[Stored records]
──────────────────────────────

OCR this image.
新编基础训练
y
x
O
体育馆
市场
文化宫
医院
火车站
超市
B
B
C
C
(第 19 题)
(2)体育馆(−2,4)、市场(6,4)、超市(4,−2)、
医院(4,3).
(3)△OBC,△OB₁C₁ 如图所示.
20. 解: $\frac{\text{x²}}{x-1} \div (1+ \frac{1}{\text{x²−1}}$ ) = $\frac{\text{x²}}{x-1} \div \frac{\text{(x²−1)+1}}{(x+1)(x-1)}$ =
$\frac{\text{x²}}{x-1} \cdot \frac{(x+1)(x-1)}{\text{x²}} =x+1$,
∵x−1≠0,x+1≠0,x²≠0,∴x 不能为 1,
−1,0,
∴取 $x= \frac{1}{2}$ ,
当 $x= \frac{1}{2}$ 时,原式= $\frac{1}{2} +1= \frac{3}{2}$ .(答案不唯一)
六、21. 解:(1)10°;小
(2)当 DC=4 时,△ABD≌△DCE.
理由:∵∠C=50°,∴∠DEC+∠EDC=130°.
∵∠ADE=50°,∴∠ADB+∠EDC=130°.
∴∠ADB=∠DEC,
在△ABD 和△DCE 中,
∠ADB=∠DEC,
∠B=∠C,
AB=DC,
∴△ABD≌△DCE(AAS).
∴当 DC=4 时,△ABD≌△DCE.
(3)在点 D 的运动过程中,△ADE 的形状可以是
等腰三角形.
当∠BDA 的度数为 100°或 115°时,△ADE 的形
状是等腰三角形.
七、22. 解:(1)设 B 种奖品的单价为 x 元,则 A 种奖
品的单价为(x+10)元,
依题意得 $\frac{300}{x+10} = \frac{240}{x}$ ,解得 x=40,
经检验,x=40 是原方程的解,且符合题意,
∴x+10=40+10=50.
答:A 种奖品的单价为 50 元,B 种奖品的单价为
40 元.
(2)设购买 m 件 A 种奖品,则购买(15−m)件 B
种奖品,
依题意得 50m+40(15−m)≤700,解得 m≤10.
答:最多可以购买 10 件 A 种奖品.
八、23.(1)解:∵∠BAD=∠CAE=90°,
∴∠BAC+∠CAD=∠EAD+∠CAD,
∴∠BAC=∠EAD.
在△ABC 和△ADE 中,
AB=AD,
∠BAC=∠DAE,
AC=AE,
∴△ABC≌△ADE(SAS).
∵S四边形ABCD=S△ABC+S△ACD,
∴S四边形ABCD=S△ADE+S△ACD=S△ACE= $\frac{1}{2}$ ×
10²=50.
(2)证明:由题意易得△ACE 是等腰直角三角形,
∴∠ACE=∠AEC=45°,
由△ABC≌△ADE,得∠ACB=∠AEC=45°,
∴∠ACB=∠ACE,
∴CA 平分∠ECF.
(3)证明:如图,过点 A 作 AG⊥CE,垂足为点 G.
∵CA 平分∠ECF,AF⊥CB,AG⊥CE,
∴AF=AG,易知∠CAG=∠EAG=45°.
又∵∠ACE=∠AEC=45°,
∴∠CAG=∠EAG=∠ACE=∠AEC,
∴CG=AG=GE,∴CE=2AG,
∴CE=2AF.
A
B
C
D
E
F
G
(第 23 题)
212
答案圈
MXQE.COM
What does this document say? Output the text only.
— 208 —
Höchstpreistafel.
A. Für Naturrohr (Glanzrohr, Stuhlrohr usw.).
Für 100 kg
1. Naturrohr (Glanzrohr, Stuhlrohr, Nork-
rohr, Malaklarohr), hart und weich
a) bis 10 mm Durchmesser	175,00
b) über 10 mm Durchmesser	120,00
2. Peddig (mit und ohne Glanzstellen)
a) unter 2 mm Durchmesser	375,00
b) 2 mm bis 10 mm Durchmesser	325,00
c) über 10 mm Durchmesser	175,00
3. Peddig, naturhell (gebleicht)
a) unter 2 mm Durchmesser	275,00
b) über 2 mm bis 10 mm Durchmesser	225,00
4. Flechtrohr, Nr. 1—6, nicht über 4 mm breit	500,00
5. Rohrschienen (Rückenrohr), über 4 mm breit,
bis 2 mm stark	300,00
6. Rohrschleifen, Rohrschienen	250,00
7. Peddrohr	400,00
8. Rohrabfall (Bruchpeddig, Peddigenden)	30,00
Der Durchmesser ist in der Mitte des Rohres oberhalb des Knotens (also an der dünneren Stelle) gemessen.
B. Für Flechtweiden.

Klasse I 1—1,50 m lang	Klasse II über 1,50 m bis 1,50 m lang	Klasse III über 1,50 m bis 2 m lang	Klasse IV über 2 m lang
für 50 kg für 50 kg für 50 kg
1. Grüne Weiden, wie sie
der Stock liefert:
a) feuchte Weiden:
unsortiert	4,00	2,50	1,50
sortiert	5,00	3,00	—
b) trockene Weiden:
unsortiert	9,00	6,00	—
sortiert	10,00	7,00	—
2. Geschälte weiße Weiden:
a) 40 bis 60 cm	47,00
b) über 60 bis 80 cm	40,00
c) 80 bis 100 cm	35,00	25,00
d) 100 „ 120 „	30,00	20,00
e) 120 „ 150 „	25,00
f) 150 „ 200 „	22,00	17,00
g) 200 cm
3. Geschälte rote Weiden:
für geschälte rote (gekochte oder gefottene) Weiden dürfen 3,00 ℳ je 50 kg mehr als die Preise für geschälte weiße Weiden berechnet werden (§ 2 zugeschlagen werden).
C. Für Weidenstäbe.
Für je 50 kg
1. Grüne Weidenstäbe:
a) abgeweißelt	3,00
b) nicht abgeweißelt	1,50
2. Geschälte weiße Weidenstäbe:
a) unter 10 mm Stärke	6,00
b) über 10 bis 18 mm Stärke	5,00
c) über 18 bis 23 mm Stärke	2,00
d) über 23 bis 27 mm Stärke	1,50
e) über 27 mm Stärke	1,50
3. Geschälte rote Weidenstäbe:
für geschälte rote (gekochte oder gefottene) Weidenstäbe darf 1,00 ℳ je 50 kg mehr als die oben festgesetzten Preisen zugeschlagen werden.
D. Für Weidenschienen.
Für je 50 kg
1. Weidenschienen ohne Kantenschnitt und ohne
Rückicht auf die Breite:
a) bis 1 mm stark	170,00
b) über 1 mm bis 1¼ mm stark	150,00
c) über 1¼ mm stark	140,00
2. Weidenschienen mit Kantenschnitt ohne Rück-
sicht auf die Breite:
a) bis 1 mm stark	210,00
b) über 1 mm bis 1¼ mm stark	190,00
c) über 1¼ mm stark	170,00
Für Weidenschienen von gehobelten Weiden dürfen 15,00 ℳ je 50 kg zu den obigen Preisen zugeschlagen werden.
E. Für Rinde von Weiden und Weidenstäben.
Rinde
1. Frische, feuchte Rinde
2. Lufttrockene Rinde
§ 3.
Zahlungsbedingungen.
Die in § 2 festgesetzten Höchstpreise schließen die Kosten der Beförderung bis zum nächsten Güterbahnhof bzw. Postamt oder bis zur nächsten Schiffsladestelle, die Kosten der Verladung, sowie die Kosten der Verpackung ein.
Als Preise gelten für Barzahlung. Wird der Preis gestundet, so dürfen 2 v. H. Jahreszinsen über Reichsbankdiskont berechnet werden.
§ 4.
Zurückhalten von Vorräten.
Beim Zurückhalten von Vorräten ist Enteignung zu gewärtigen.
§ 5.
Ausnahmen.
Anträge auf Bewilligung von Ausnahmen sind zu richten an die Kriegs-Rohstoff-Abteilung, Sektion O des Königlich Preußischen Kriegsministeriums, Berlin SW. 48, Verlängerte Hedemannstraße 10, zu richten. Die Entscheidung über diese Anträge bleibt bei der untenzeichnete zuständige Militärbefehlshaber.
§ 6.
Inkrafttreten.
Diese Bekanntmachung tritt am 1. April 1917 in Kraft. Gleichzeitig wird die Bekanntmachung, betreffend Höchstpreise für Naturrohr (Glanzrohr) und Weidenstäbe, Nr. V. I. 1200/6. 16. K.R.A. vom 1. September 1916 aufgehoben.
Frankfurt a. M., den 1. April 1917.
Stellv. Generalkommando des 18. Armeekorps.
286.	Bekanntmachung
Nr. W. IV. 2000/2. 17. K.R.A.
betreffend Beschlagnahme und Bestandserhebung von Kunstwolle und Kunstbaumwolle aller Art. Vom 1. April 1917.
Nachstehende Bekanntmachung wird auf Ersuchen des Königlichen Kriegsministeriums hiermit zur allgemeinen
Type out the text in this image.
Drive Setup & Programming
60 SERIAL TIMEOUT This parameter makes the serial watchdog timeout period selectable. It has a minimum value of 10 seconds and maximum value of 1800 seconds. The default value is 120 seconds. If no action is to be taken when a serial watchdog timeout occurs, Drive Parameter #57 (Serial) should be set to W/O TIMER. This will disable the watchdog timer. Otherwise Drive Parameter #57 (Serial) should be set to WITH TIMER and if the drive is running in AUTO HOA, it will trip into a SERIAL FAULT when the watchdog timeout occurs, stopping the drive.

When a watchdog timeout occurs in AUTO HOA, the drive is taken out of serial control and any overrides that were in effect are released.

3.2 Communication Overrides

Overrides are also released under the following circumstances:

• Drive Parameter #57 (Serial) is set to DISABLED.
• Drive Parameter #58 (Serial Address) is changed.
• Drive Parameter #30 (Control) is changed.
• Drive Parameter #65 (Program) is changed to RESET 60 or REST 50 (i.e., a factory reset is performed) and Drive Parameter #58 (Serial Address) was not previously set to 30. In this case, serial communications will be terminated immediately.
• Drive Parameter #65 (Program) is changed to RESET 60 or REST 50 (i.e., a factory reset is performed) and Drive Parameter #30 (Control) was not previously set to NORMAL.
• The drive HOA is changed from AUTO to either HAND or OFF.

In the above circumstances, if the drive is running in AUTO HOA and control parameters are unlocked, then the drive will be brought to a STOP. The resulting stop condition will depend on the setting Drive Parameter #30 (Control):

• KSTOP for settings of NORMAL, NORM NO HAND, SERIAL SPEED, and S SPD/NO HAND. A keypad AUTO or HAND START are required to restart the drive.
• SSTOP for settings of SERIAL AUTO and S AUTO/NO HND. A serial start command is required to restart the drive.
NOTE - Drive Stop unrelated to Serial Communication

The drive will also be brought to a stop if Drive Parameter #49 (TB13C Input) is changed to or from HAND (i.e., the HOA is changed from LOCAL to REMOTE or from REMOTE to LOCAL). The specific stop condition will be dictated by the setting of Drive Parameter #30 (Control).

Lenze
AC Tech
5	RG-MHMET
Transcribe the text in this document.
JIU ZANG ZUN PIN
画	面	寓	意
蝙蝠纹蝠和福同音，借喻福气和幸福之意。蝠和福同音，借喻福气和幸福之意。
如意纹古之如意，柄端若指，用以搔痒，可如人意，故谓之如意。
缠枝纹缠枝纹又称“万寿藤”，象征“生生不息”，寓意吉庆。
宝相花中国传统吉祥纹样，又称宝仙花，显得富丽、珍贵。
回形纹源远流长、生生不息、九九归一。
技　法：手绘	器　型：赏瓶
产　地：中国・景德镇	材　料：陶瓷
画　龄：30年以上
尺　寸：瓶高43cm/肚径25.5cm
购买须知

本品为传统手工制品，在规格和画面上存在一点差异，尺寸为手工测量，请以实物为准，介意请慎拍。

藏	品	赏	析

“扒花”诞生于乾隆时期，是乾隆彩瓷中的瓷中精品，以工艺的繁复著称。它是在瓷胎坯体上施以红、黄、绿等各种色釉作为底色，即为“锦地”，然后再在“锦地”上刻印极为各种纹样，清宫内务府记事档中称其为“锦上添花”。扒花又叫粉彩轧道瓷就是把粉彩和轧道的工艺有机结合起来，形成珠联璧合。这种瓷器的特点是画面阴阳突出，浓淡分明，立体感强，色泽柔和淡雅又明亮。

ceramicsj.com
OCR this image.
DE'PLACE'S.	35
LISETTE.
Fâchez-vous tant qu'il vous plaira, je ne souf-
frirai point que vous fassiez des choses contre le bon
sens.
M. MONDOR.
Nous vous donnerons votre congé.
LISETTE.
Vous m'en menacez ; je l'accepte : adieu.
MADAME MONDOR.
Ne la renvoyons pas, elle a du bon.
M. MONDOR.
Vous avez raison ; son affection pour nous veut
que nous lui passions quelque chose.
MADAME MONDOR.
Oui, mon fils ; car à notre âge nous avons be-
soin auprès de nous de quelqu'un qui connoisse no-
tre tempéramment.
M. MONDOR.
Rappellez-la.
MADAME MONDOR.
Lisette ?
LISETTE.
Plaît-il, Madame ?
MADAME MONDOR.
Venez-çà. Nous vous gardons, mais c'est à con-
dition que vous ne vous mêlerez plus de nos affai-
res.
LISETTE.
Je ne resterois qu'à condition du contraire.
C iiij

──────────────────────────────

▶ **Task to carry out**
Copy each line of the data that contains the word "performed".

▶ **Solution to the exercise**
• Drive Parameter #65 (Program) is changed to RESET 60 or REST 50 (i.e., a factory reset is performed) and Drive Parameter #58 (Serial Address) was not previously set to 30. In this case, serial communications will be terminated immediately.
• Drive Parameter #65 (Program) is changed to RESET 60 or REST 50 (i.e., a factory reset is performed) and Drive Parameter #30 (Control) was not previously set to NORMAL.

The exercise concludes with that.